- What to produce -
Comb the records below for the string "주간환수율" and copy each line where it turns up.

- Data section -
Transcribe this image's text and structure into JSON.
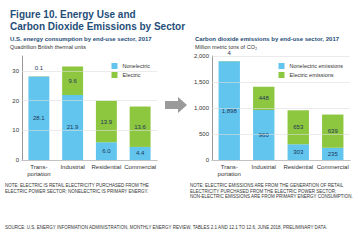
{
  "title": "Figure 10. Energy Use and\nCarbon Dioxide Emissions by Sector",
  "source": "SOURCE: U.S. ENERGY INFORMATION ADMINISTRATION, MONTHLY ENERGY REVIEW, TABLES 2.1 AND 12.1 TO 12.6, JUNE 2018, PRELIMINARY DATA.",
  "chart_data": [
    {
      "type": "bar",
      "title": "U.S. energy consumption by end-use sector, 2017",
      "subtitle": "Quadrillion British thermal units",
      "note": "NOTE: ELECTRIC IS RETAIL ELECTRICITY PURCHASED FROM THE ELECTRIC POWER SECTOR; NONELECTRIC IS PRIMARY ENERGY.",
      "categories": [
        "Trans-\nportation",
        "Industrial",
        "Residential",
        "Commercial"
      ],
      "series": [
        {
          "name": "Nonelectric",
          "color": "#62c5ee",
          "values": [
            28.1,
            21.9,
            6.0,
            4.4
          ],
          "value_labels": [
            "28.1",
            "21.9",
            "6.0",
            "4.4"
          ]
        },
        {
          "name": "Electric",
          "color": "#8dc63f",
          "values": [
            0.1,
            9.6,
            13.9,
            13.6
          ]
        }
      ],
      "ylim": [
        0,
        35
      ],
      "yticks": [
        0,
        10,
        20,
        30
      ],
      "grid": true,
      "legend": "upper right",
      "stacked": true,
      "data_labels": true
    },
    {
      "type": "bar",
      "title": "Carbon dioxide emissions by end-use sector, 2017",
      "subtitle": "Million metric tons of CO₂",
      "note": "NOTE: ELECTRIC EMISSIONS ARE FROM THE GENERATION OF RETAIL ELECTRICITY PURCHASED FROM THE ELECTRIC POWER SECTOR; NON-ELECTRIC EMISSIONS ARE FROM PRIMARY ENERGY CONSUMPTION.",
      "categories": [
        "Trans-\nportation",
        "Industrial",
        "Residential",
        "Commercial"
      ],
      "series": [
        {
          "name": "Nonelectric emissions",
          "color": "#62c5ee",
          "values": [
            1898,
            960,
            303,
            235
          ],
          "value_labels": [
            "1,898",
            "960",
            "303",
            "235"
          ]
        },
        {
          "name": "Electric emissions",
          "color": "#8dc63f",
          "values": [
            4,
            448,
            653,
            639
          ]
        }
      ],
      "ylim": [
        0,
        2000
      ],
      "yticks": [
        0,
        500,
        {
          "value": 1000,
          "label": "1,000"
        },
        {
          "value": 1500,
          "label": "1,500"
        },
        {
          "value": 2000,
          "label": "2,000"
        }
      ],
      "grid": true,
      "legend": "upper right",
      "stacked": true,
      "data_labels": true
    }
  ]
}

---

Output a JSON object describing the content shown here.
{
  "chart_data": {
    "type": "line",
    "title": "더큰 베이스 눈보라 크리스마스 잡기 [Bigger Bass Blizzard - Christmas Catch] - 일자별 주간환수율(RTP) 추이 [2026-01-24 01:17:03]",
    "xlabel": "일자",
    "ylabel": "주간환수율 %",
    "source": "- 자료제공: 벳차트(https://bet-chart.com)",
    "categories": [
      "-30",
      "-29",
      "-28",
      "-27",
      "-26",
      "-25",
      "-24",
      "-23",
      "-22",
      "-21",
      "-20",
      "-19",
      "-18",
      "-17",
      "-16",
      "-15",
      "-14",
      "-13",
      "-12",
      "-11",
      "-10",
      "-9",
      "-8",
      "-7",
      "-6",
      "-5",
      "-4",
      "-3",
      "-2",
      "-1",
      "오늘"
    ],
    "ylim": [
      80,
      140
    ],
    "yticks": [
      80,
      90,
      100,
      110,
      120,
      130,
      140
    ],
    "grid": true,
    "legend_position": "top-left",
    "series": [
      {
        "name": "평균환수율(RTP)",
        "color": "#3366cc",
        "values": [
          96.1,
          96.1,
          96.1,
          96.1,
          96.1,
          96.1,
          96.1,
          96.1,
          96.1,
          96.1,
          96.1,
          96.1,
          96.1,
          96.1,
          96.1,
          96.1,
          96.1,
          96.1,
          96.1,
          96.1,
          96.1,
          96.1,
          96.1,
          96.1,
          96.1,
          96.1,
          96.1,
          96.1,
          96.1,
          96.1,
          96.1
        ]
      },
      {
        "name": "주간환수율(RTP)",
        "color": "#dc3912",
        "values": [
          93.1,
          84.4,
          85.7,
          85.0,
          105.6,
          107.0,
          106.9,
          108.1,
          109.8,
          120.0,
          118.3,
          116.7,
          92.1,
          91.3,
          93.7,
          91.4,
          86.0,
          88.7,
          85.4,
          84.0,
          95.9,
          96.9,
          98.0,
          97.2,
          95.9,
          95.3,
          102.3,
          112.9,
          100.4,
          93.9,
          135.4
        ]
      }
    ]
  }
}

- Output below -
    "title": "더큰 베이스 눈보라 크리스마스 잡기 [Bigger Bass Blizzard - Christmas Catch] - 일자별 주간환수율(RTP) 추이 [2026-01-24 01:17:03]",
    "ylabel": "주간환수율 %",
        "name": "주간환수율(RTP)",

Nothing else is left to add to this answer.